WHAT YOU HAVE TO DO: Transcribe the material word for word, but without the images.

>> BEGIN STORED RECORDS

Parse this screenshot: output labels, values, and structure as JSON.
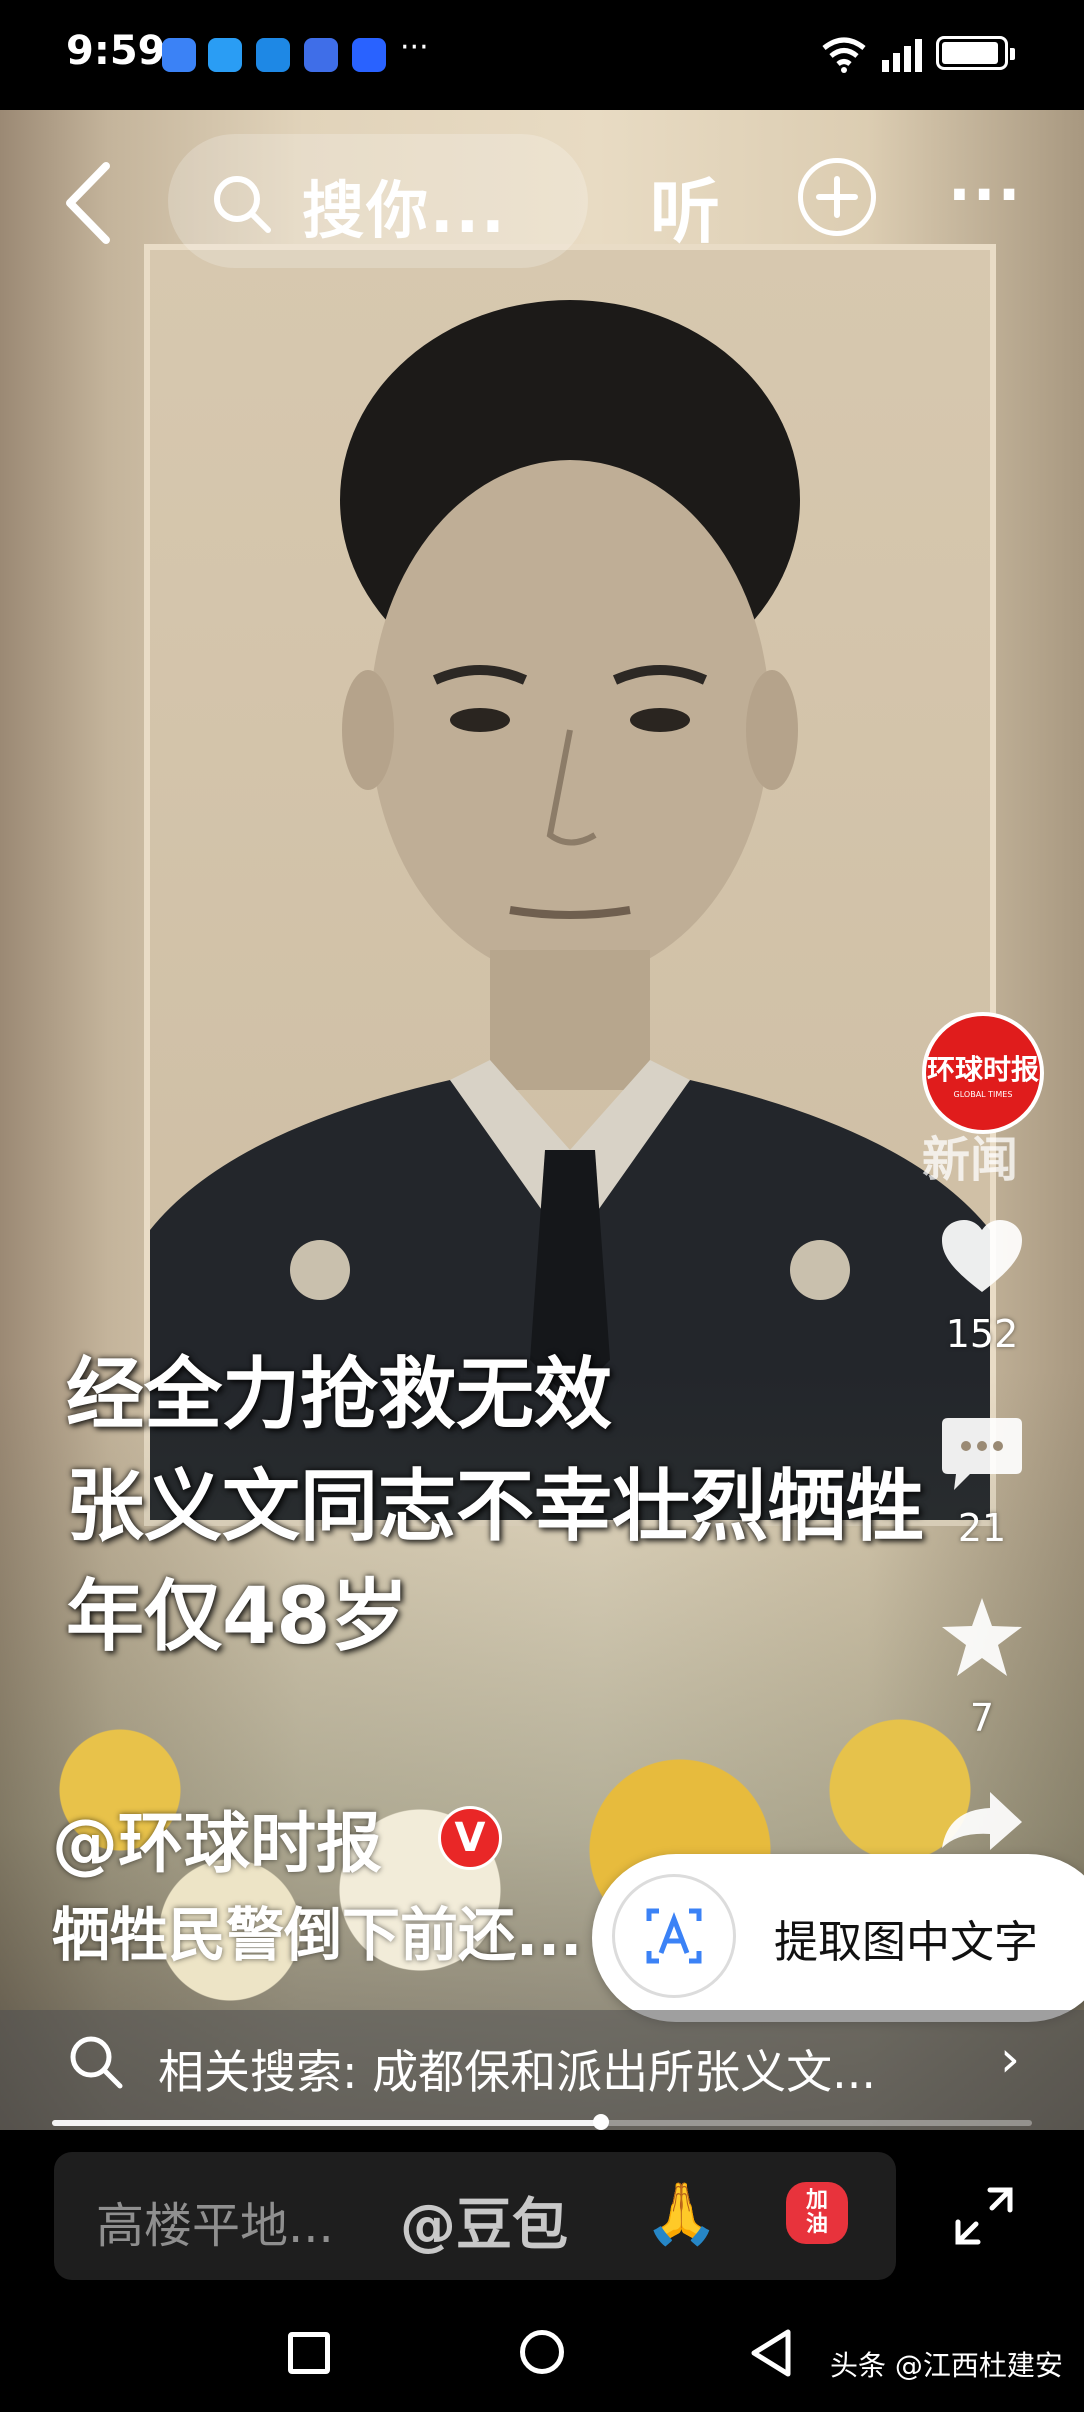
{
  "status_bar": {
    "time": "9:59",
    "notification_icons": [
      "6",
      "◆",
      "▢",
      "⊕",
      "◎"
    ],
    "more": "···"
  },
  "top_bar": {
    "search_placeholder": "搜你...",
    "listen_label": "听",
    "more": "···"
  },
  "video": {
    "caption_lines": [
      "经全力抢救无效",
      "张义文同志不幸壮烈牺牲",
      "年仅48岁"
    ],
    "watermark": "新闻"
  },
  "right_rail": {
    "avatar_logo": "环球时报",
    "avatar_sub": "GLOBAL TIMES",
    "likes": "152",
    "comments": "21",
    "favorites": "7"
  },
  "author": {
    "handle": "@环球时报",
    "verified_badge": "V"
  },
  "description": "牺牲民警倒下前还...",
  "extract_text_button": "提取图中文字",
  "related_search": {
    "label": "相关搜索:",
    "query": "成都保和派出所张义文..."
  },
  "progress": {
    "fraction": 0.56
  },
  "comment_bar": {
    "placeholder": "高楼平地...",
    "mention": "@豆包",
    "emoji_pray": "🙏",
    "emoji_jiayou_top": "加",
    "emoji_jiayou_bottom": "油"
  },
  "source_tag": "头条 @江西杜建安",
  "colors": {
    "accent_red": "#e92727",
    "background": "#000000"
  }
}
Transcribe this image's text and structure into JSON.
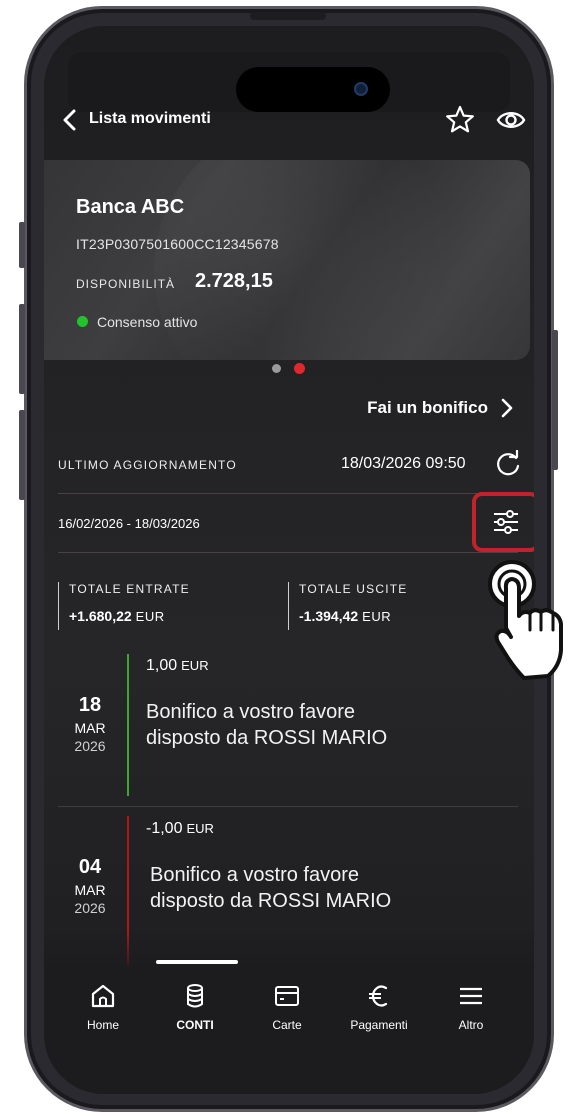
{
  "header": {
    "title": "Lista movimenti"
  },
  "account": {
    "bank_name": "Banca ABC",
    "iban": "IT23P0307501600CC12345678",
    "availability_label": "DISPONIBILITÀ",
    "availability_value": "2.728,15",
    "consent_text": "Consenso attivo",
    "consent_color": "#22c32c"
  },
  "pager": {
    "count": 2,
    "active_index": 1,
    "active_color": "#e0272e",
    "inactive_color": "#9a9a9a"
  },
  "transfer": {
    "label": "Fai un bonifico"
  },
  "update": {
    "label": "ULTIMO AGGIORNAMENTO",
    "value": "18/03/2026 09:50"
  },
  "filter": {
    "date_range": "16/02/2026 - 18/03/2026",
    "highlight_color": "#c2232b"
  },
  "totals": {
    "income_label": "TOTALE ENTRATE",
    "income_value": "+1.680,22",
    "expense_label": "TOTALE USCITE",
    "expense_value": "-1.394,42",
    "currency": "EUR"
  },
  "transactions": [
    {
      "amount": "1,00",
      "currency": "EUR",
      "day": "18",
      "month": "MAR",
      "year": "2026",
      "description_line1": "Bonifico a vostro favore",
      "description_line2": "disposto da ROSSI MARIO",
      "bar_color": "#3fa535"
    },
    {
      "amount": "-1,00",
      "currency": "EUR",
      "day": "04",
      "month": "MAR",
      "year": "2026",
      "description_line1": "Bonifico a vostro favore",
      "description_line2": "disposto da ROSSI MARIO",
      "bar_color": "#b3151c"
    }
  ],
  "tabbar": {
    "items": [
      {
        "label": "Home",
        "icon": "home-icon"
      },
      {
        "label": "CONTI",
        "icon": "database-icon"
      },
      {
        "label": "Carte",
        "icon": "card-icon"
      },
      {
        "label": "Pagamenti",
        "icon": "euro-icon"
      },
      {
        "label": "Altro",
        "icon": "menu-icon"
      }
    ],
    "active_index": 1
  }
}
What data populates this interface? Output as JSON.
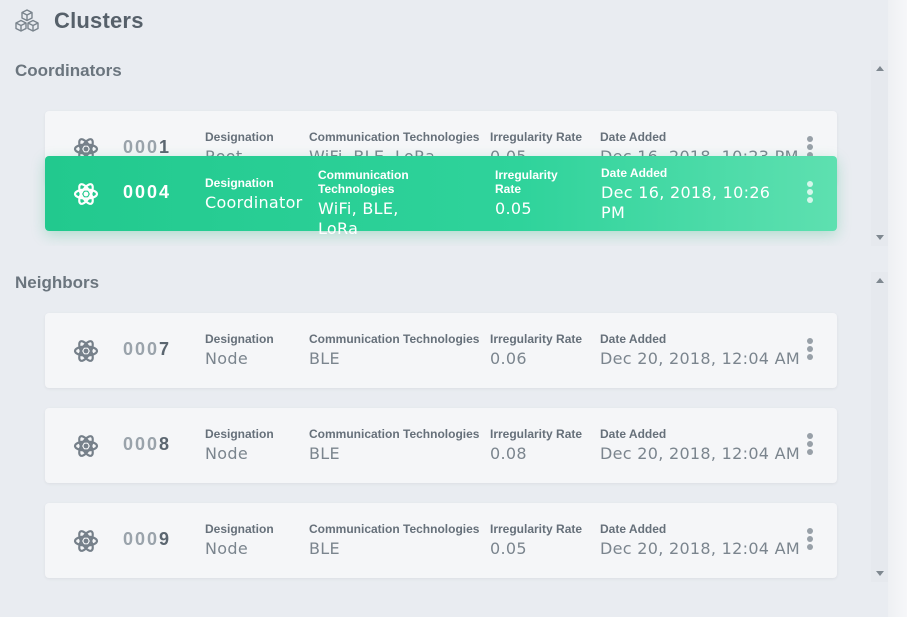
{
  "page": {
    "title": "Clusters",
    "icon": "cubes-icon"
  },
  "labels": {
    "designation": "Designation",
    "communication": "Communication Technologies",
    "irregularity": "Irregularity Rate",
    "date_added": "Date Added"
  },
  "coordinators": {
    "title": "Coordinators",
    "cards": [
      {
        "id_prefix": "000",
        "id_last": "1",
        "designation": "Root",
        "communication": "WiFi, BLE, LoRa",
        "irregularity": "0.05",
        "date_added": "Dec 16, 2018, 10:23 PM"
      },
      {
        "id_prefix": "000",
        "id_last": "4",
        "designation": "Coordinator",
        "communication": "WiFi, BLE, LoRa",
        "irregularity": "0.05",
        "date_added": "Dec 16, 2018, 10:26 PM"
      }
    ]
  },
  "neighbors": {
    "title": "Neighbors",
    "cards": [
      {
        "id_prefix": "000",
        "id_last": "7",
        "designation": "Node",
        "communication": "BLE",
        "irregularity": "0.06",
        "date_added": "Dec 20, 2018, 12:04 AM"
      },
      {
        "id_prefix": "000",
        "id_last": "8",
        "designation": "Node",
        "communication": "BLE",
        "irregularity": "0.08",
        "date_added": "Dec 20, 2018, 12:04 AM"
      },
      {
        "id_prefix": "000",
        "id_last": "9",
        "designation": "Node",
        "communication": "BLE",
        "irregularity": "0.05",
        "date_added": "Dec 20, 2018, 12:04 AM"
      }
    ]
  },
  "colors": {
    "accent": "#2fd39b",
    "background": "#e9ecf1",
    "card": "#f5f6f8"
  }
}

>> END STORED RECORDS

RESPONSE BELOW:
Parse this screenshot: output labels, values, and structure as JSON.
{
  "status_bar": {
    "time": "9:59",
    "notification_icons": [
      "6",
      "◆",
      "▢",
      "⊕",
      "◎"
    ],
    "more": "···"
  },
  "top_bar": {
    "search_placeholder": "搜你...",
    "listen_label": "听",
    "more": "···"
  },
  "video": {
    "caption_lines": [
      "经全力抢救无效",
      "张义文同志不幸壮烈牺牲",
      "年仅48岁"
    ],
    "watermark": "新闻"
  },
  "right_rail": {
    "avatar_logo": "环球时报",
    "avatar_sub": "GLOBAL TIMES",
    "likes": "152",
    "comments": "21",
    "favorites": "7"
  },
  "author": {
    "handle": "@环球时报",
    "verified_badge": "V"
  },
  "description": "牺牲民警倒下前还...",
  "extract_text_button": "提取图中文字",
  "related_search": {
    "label": "相关搜索:",
    "query": "成都保和派出所张义文..."
  },
  "progress": {
    "fraction": 0.56
  },
  "comment_bar": {
    "placeholder": "高楼平地...",
    "mention": "@豆包",
    "emoji_pray": "🙏",
    "emoji_jiayou_top": "加",
    "emoji_jiayou_bottom": "油"
  },
  "source_tag": "头条 @江西杜建安",
  "colors": {
    "accent_red": "#e92727",
    "background": "#000000"
  }
}
Transcribe this image's text and structure into JSON.
{
  "header": {
    "title": "Lista movimenti"
  },
  "account": {
    "bank_name": "Banca ABC",
    "iban": "IT23P0307501600CC12345678",
    "availability_label": "DISPONIBILITÀ",
    "availability_value": "2.728,15",
    "consent_text": "Consenso attivo",
    "consent_color": "#22c32c"
  },
  "pager": {
    "count": 2,
    "active_index": 1,
    "active_color": "#e0272e",
    "inactive_color": "#9a9a9a"
  },
  "transfer": {
    "label": "Fai un bonifico"
  },
  "update": {
    "label": "ULTIMO AGGIORNAMENTO",
    "value": "18/03/2026 09:50"
  },
  "filter": {
    "date_range": "16/02/2026 - 18/03/2026",
    "highlight_color": "#c2232b"
  },
  "totals": {
    "income_label": "TOTALE ENTRATE",
    "income_value": "+1.680,22",
    "expense_label": "TOTALE USCITE",
    "expense_value": "-1.394,42",
    "currency": "EUR"
  },
  "transactions": [
    {
      "amount": "1,00",
      "currency": "EUR",
      "day": "18",
      "month": "MAR",
      "year": "2026",
      "description_line1": "Bonifico a vostro favore",
      "description_line2": "disposto da ROSSI MARIO",
      "bar_color": "#3fa535"
    },
    {
      "amount": "-1,00",
      "currency": "EUR",
      "day": "04",
      "month": "MAR",
      "year": "2026",
      "description_line1": "Bonifico a vostro favore",
      "description_line2": "disposto da ROSSI MARIO",
      "bar_color": "#b3151c"
    }
  ],
  "tabbar": {
    "items": [
      {
        "label": "Home",
        "icon": "home-icon"
      },
      {
        "label": "CONTI",
        "icon": "database-icon"
      },
      {
        "label": "Carte",
        "icon": "card-icon"
      },
      {
        "label": "Pagamenti",
        "icon": "euro-icon"
      },
      {
        "label": "Altro",
        "icon": "menu-icon"
      }
    ],
    "active_index": 1
  }
}
What data populates this interface? Output as JSON.
{
  "page": {
    "title": "Clusters",
    "icon": "cubes-icon"
  },
  "labels": {
    "designation": "Designation",
    "communication": "Communication Technologies",
    "irregularity": "Irregularity Rate",
    "date_added": "Date Added"
  },
  "coordinators": {
    "title": "Coordinators",
    "cards": [
      {
        "id_prefix": "000",
        "id_last": "1",
        "designation": "Root",
        "communication": "WiFi, BLE, LoRa",
        "irregularity": "0.05",
        "date_added": "Dec 16, 2018, 10:23 PM"
      },
      {
        "id_prefix": "000",
        "id_last": "4",
        "designation": "Coordinator",
        "communication": "WiFi, BLE, LoRa",
        "irregularity": "0.05",
        "date_added": "Dec 16, 2018, 10:26 PM"
      }
    ]
  },
  "neighbors": {
    "title": "Neighbors",
    "cards": [
      {
        "id_prefix": "000",
        "id_last": "7",
        "designation": "Node",
        "communication": "BLE",
        "irregularity": "0.06",
        "date_added": "Dec 20, 2018, 12:04 AM"
      },
      {
        "id_prefix": "000",
        "id_last": "8",
        "designation": "Node",
        "communication": "BLE",
        "irregularity": "0.08",
        "date_added": "Dec 20, 2018, 12:04 AM"
      },
      {
        "id_prefix": "000",
        "id_last": "9",
        "designation": "Node",
        "communication": "BLE",
        "irregularity": "0.05",
        "date_added": "Dec 20, 2018, 12:04 AM"
      }
    ]
  },
  "colors": {
    "accent": "#2fd39b",
    "background": "#e9ecf1",
    "card": "#f5f6f8"
  }
}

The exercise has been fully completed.